> **ITEMS**:
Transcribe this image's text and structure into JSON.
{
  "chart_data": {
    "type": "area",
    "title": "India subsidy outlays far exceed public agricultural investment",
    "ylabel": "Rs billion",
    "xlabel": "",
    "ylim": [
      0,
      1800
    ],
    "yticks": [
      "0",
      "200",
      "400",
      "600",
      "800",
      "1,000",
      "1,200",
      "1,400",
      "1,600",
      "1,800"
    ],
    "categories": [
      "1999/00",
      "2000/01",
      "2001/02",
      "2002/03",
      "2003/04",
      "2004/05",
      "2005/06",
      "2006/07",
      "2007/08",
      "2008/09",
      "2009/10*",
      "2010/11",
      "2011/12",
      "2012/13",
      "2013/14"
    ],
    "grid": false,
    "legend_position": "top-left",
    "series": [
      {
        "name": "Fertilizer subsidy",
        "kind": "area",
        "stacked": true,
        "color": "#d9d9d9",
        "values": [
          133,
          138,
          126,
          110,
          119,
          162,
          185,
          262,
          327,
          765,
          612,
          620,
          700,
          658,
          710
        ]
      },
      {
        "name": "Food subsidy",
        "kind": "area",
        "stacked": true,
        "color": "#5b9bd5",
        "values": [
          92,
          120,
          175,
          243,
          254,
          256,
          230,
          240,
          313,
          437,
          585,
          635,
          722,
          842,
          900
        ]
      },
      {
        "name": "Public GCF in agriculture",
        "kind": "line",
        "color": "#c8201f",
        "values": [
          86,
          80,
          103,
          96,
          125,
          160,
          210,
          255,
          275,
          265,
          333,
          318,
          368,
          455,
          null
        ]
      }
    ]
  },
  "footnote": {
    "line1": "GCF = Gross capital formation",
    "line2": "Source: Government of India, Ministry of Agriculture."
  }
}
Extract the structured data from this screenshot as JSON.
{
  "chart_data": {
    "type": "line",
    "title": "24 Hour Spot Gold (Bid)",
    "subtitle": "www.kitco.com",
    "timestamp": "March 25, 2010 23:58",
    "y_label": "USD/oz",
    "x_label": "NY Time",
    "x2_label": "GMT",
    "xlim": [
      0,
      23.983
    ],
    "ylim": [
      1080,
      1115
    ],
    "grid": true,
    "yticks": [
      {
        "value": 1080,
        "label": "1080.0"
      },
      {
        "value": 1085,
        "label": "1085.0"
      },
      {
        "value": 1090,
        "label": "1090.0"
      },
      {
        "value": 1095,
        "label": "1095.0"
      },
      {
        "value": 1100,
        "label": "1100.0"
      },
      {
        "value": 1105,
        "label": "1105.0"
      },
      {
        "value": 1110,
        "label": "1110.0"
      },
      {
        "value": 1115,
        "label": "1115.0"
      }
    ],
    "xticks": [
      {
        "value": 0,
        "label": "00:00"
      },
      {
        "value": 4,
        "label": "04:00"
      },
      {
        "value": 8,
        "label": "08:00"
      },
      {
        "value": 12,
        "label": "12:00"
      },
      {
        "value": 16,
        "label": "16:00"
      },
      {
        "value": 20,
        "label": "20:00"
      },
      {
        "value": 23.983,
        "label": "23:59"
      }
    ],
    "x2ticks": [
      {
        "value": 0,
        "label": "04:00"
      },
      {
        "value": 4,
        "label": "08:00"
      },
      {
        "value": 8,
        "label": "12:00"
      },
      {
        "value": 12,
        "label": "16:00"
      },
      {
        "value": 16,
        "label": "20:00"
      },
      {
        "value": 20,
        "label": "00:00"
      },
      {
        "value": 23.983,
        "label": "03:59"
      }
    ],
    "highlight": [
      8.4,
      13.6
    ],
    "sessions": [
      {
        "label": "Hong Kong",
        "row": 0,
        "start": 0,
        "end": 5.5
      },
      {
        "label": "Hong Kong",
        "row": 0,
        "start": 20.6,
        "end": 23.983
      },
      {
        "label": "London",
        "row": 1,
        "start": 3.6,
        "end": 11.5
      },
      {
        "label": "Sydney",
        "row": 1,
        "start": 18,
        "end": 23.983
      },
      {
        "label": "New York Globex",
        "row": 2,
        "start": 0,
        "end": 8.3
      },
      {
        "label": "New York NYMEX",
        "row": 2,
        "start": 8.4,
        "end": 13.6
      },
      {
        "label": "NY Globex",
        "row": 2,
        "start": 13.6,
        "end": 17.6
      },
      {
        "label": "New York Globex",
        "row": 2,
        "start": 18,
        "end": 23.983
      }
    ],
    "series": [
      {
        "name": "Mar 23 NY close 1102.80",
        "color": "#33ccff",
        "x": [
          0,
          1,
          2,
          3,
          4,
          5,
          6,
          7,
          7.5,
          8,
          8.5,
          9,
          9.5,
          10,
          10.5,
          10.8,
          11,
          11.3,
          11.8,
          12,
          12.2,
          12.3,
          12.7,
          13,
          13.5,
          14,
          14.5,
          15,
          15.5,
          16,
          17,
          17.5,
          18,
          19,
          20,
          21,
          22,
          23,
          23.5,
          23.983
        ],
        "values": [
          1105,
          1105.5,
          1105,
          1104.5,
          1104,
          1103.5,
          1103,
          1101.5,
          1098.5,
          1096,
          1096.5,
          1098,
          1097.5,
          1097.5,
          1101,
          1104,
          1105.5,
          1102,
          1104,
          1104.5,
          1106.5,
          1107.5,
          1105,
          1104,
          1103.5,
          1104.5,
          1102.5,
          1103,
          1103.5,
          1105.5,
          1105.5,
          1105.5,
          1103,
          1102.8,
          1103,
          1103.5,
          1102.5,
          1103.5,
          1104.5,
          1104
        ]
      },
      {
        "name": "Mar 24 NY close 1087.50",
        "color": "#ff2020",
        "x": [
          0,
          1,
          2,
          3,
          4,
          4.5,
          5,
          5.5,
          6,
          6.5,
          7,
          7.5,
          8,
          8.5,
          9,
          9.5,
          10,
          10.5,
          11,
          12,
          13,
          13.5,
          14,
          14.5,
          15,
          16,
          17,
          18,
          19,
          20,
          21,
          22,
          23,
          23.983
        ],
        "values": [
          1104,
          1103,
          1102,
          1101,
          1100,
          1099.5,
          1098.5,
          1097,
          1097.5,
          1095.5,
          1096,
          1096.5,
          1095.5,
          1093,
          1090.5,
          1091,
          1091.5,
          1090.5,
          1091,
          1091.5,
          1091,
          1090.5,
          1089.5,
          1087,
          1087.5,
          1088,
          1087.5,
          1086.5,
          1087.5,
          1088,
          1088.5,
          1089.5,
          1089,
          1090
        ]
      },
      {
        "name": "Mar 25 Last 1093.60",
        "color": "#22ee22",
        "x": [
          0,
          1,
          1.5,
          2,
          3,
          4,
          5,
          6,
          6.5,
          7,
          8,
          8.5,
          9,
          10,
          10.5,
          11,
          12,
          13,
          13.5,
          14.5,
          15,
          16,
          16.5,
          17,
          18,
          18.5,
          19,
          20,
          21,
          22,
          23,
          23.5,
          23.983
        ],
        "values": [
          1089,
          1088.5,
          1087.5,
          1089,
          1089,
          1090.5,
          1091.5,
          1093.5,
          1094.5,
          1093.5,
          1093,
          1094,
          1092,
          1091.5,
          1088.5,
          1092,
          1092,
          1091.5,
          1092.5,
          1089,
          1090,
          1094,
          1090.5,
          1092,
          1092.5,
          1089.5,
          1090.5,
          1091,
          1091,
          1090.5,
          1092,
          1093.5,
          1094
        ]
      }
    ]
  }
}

> **WHAT IS BEING ASKED**:
Find the word "color" in the material, then list each line that holds it.

> **COMPLETE OUTPUT**:
        "color": "#d9d9d9",
        "color": "#5b9bd5",
        "color": "#c8201f",
        "color": "#33ccff",
        "color": "#ff2020",
        "color": "#22ee22",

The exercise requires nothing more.